> _Exercise_
Repeat the material verbatim. Images are excluded from the copy.

(Dataset rows about figures)
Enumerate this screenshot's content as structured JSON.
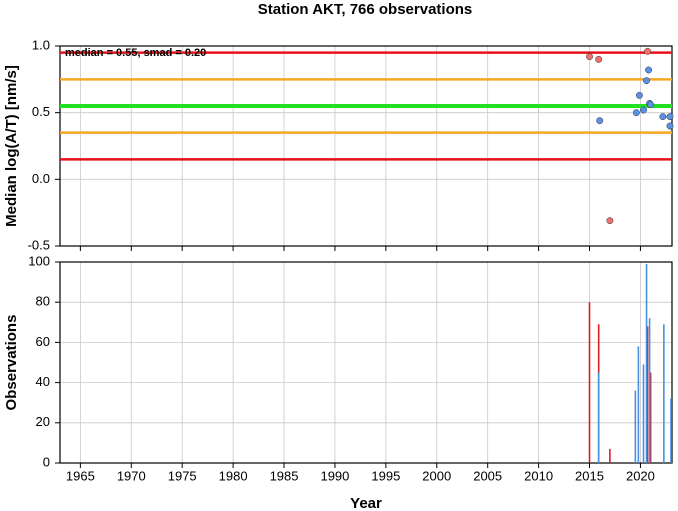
{
  "title": "Station AKT, 766 observations",
  "chart_data": [
    {
      "type": "scatter",
      "ylabel": "Median log(A/T) [nm/s]",
      "annotation": "median = 0.55, smad = 0.20",
      "xlim": [
        1963,
        2023.1
      ],
      "xticks": [
        1965,
        1970,
        1975,
        1980,
        1985,
        1990,
        1995,
        2000,
        2005,
        2010,
        2015,
        2020
      ],
      "ylim": [
        -0.5,
        1
      ],
      "yticks": [
        {
          "value": 1,
          "label": "1.0"
        },
        0.5,
        {
          "value": 0,
          "label": "0.0"
        },
        -0.5
      ],
      "grid": true,
      "reference_lines": [
        {
          "value": 0.95,
          "color": "#e8101a"
        },
        {
          "value": 0.75,
          "color": "#f5a623"
        },
        {
          "value": 0.55,
          "color": "#22e022"
        },
        {
          "value": 0.35,
          "color": "#f5a623"
        },
        {
          "value": 0.15,
          "color": "#e8101a"
        }
      ],
      "series": [
        {
          "color": "#f07070",
          "x": [
            2015.0,
            2015.9,
            2017.0,
            2020.7
          ],
          "values": [
            0.92,
            0.9,
            -0.31,
            0.96
          ]
        },
        {
          "color": "#5b8fe8",
          "x": [
            2016.0,
            2019.6,
            2019.9,
            2020.3,
            2020.6,
            2020.8,
            2020.9,
            2021.0,
            2022.2,
            2022.9,
            2022.9
          ],
          "values": [
            0.44,
            0.5,
            0.63,
            0.52,
            0.74,
            0.82,
            0.57,
            0.56,
            0.47,
            0.47,
            0.4
          ]
        }
      ]
    },
    {
      "type": "bar",
      "xlabel": "Year",
      "ylabel": "Observations",
      "xlim": [
        1963,
        2023.1
      ],
      "xticks": [
        1965,
        1970,
        1975,
        1980,
        1985,
        1990,
        1995,
        2000,
        2005,
        2010,
        2015,
        2020
      ],
      "ylim": [
        0,
        100
      ],
      "yticks": [
        0,
        20,
        40,
        60,
        80,
        100
      ],
      "grid": true,
      "series": [
        {
          "color": "#d42020",
          "x": [
            2015.0,
            2015.9,
            2017.0,
            2020.7,
            2021.0
          ],
          "values": [
            80,
            69,
            7,
            68,
            45
          ]
        },
        {
          "color": "#4a90e0",
          "x": [
            2015.9,
            2019.5,
            2019.8,
            2020.3,
            2020.6,
            2020.9,
            2022.3,
            2023.0
          ],
          "values": [
            45,
            36,
            58,
            49,
            99,
            72,
            69,
            32
          ]
        }
      ]
    }
  ]
}
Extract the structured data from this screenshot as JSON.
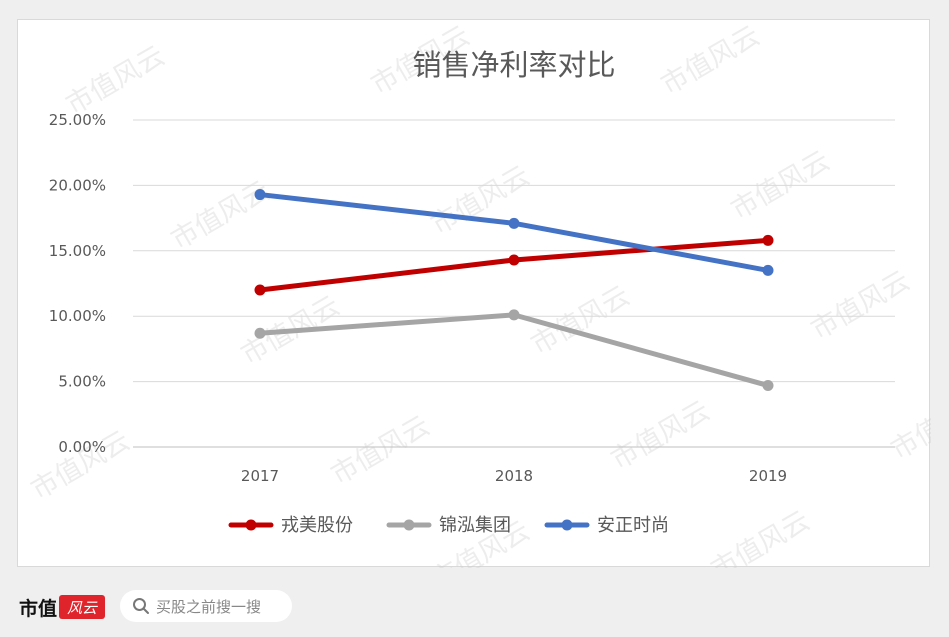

> _Answer to the task_
Enumerate this screenshot's content as structured JSON.
{
  "title": "Station AKT, 766 observations",
  "chart_data": [
    {
      "type": "scatter",
      "ylabel": "Median log(A/T) [nm/s]",
      "annotation": "median = 0.55, smad = 0.20",
      "xlim": [
        1963,
        2023.1
      ],
      "xticks": [
        1965,
        1970,
        1975,
        1980,
        1985,
        1990,
        1995,
        2000,
        2005,
        2010,
        2015,
        2020
      ],
      "ylim": [
        -0.5,
        1
      ],
      "yticks": [
        {
          "value": 1,
          "label": "1.0"
        },
        0.5,
        {
          "value": 0,
          "label": "0.0"
        },
        -0.5
      ],
      "grid": true,
      "reference_lines": [
        {
          "value": 0.95,
          "color": "#e8101a"
        },
        {
          "value": 0.75,
          "color": "#f5a623"
        },
        {
          "value": 0.55,
          "color": "#22e022"
        },
        {
          "value": 0.35,
          "color": "#f5a623"
        },
        {
          "value": 0.15,
          "color": "#e8101a"
        }
      ],
      "series": [
        {
          "color": "#f07070",
          "x": [
            2015.0,
            2015.9,
            2017.0,
            2020.7
          ],
          "values": [
            0.92,
            0.9,
            -0.31,
            0.96
          ]
        },
        {
          "color": "#5b8fe8",
          "x": [
            2016.0,
            2019.6,
            2019.9,
            2020.3,
            2020.6,
            2020.8,
            2020.9,
            2021.0,
            2022.2,
            2022.9,
            2022.9
          ],
          "values": [
            0.44,
            0.5,
            0.63,
            0.52,
            0.74,
            0.82,
            0.57,
            0.56,
            0.47,
            0.47,
            0.4
          ]
        }
      ]
    },
    {
      "type": "bar",
      "xlabel": "Year",
      "ylabel": "Observations",
      "xlim": [
        1963,
        2023.1
      ],
      "xticks": [
        1965,
        1970,
        1975,
        1980,
        1985,
        1990,
        1995,
        2000,
        2005,
        2010,
        2015,
        2020
      ],
      "ylim": [
        0,
        100
      ],
      "yticks": [
        0,
        20,
        40,
        60,
        80,
        100
      ],
      "grid": true,
      "series": [
        {
          "color": "#d42020",
          "x": [
            2015.0,
            2015.9,
            2017.0,
            2020.7,
            2021.0
          ],
          "values": [
            80,
            69,
            7,
            68,
            45
          ]
        },
        {
          "color": "#4a90e0",
          "x": [
            2015.9,
            2019.5,
            2019.8,
            2020.3,
            2020.6,
            2020.9,
            2022.3,
            2023.0
          ],
          "values": [
            45,
            36,
            58,
            49,
            99,
            72,
            69,
            32
          ]
        }
      ]
    }
  ]
}
Extract the structured data from this screenshot as JSON.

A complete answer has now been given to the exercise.